- **TASKS FOR THIS EXERCISE**:
1) Reproduce everything in the AGP passage from "The majority of" down to "enable 'x2' mode.", word for word.
2) In the AGP passage, what transfer rate does AGP reach without sidebanding?

**** DOCUMENT PASSAGE ****

There's one other consideration as well. Modern VRAM
or WRAM cards as well as RAMBUS RAM cards are offering a video memory (onboard,
LFB or local memory) bandwidth of up to 1.6 GB/s (e.g. Number Nine Revolution
3D, 128 bit port WRAM). This is much more than even 'x4' mode will offer.
These cards will be faster if they are using their local memory for texture
processing rather than the much slower AGP RAM. This means that high end
cards will work just as PCI cards in the past, only taking advantage of
the higher data transfer speed of AGP, no DIME used. Intel thinks that
this will be more expensive, but isn't it funny ... RAM prices are lower
than ever. This should not really be a reason for a more expensive card.
This leads to the question if you have
to use DIME to benefit from AGP. The answer even provided by Intel is 'NO'.
You can use AGP without using the DIME feature at all.
In this case the graphic accelerator is just benefiting from the much higher
transfer rates than PCI. The 'sidebands' can be used, but they don't have
to. Without 'sidebanding' the transfer rate is already 266 MB/s, which
is double of what a stand alone PCI graphics card would get. Here the access
can (as with PCI cards as well) either use PIO or DMA to transfer the data
from main memory into the frame buffer of the graphic accelerator.
The majority of graphic accelerators will most likely
use DIME, thus saving on board texture memory and hence making the card
cheaper without loosing performance. Of course these cards should be using
the 'sidebands' to enable 'x2' mode.
The high end versions will most likely use DIMEL (Direct
Memory Execute and Local also). Often used textures would be stored in
a (large) on board local memory, less frequently used ones would reside
in the AGP RAM. These cards will come with a lot of memory on board, like
e.g. the (expensive but fast) Diamond Fire GL 4000 (PCI) with its 32 MB
RAM already shows. Even Intel admits that high end solutions will still
have a very large local memory, but will be too expensive for mainstream.

**** RAW RECORDS ****

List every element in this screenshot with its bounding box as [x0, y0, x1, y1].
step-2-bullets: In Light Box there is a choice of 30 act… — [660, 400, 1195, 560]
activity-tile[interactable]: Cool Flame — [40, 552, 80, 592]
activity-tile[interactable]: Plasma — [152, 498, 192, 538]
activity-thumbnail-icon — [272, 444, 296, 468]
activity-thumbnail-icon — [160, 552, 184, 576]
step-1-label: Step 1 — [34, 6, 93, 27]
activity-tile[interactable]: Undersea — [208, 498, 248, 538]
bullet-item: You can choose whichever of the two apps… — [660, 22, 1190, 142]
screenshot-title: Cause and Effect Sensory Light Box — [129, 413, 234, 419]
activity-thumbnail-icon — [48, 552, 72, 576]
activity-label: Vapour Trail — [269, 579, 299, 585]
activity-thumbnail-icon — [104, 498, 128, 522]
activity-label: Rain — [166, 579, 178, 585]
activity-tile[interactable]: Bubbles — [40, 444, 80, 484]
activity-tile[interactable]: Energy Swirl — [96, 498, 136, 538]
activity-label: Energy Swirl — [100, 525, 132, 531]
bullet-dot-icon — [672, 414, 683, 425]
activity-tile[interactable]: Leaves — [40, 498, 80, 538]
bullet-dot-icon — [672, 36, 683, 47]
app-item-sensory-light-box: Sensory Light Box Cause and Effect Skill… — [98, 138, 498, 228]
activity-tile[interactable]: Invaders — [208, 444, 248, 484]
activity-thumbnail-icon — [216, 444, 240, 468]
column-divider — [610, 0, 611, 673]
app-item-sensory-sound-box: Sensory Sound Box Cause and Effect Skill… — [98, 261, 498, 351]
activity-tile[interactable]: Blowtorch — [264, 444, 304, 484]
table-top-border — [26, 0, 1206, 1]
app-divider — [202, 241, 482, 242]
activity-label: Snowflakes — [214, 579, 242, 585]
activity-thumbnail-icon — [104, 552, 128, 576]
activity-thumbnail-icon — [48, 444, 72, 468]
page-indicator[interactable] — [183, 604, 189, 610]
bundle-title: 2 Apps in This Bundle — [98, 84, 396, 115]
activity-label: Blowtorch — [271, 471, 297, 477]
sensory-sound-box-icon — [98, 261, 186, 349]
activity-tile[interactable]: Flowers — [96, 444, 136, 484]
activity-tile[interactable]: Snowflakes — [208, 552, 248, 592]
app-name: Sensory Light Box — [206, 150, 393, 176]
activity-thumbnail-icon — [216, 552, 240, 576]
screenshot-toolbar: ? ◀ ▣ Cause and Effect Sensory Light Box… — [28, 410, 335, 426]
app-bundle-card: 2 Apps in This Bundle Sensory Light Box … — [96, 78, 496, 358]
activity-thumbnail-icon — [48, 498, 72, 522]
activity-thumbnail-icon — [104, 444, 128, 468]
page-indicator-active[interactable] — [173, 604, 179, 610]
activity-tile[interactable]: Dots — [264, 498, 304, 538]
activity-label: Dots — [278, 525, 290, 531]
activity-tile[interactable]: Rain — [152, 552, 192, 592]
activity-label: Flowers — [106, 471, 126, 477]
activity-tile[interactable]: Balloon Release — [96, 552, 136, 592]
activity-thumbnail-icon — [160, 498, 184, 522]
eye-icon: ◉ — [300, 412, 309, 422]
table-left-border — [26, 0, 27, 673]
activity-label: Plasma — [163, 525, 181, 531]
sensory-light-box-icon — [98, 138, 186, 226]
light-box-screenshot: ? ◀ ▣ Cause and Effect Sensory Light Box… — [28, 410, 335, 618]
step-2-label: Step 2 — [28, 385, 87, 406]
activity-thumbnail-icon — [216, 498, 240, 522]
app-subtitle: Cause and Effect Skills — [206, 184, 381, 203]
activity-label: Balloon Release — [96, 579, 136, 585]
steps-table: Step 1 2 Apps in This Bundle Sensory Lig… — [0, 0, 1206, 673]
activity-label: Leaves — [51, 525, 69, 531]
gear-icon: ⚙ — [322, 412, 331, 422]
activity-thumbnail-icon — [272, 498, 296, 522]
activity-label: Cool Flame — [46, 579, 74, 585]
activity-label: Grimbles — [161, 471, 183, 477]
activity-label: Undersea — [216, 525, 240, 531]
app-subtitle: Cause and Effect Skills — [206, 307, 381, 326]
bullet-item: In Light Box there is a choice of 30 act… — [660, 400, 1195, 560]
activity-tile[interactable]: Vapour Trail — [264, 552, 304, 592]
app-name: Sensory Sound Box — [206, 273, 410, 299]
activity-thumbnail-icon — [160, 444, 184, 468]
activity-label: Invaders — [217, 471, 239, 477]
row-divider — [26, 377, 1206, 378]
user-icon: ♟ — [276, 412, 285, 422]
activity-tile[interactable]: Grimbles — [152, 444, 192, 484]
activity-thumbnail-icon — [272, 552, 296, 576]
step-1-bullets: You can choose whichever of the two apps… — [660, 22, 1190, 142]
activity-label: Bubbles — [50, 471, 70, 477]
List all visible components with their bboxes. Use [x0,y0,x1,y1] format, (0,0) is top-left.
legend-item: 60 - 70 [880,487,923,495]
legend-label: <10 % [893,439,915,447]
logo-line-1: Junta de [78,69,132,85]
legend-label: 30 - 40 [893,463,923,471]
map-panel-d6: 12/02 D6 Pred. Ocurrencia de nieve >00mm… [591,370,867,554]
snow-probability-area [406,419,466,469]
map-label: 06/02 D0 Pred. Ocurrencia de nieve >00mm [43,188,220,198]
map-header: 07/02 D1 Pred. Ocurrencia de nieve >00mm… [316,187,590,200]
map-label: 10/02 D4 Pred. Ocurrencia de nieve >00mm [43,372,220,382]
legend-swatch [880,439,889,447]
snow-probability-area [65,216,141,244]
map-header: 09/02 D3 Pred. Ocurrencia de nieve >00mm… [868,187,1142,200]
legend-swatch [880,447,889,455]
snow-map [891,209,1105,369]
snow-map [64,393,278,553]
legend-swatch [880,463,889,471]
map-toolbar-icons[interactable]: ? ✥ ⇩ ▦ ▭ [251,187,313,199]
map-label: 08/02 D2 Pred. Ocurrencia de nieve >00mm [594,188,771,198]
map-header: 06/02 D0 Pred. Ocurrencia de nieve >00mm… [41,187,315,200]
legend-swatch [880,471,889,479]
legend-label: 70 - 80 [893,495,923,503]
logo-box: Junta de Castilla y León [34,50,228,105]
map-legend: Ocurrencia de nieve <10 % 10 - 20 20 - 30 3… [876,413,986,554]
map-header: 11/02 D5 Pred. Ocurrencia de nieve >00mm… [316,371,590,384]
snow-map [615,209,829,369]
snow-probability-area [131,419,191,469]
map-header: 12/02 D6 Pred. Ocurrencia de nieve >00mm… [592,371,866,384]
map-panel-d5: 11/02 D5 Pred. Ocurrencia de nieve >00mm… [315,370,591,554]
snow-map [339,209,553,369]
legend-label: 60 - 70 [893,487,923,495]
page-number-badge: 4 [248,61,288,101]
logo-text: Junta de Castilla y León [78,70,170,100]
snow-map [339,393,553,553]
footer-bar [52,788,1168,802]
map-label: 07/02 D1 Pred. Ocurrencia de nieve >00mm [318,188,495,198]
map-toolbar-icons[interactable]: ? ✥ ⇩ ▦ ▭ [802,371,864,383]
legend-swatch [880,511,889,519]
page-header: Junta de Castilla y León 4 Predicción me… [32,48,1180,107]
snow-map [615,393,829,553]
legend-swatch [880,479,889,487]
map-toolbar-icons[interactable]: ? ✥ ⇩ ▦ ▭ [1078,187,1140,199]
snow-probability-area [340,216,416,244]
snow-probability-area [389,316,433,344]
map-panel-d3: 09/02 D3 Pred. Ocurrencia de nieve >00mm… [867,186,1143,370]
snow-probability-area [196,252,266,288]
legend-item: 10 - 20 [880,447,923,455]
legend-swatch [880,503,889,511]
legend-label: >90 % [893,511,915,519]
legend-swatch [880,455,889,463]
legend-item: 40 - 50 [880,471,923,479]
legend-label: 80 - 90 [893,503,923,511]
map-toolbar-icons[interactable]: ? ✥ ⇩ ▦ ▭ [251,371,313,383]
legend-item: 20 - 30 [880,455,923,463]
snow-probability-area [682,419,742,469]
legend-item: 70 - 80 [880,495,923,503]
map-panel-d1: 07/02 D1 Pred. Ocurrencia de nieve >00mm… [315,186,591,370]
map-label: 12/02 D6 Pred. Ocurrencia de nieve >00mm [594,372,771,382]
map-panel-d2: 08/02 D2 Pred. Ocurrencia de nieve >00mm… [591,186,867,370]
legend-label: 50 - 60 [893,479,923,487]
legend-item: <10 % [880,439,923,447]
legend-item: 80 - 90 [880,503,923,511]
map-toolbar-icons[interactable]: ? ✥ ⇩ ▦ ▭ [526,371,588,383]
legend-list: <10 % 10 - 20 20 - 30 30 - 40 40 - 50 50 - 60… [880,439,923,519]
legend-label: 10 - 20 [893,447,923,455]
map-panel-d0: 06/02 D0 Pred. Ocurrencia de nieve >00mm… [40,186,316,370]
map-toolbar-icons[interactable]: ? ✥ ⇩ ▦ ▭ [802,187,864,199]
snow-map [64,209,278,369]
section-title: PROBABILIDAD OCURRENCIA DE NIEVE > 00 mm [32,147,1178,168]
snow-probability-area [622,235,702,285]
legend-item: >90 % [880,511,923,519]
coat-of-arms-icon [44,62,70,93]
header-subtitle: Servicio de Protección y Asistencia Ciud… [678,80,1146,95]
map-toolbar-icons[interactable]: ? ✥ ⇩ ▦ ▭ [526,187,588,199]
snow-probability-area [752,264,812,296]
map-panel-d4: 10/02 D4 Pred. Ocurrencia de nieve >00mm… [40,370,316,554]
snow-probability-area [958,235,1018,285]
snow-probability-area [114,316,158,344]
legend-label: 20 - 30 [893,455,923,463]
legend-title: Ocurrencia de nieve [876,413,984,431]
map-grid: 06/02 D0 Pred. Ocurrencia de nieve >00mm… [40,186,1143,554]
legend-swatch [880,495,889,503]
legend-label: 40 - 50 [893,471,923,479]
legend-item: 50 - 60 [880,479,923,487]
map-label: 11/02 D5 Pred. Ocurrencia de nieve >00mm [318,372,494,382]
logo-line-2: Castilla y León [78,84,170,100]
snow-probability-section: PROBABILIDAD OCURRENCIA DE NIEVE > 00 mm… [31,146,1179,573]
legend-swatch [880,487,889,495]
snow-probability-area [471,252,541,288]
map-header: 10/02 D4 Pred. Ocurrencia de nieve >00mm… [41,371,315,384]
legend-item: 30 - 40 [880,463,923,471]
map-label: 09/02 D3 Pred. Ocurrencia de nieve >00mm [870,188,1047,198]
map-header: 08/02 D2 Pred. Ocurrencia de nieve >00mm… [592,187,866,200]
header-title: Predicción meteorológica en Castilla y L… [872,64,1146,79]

****

- **SOLUTIONS TO EACH TASK**:
1)
The majority of graphic accelerators will most likely
use DIME, thus saving on board texture memory and hence making the card
cheaper without loosing performance. Of course these cards should be using
the 'sidebands' to enable 'x2' mode.

2) 266 MB/s, double what a stand-alone PCI graphics card would get.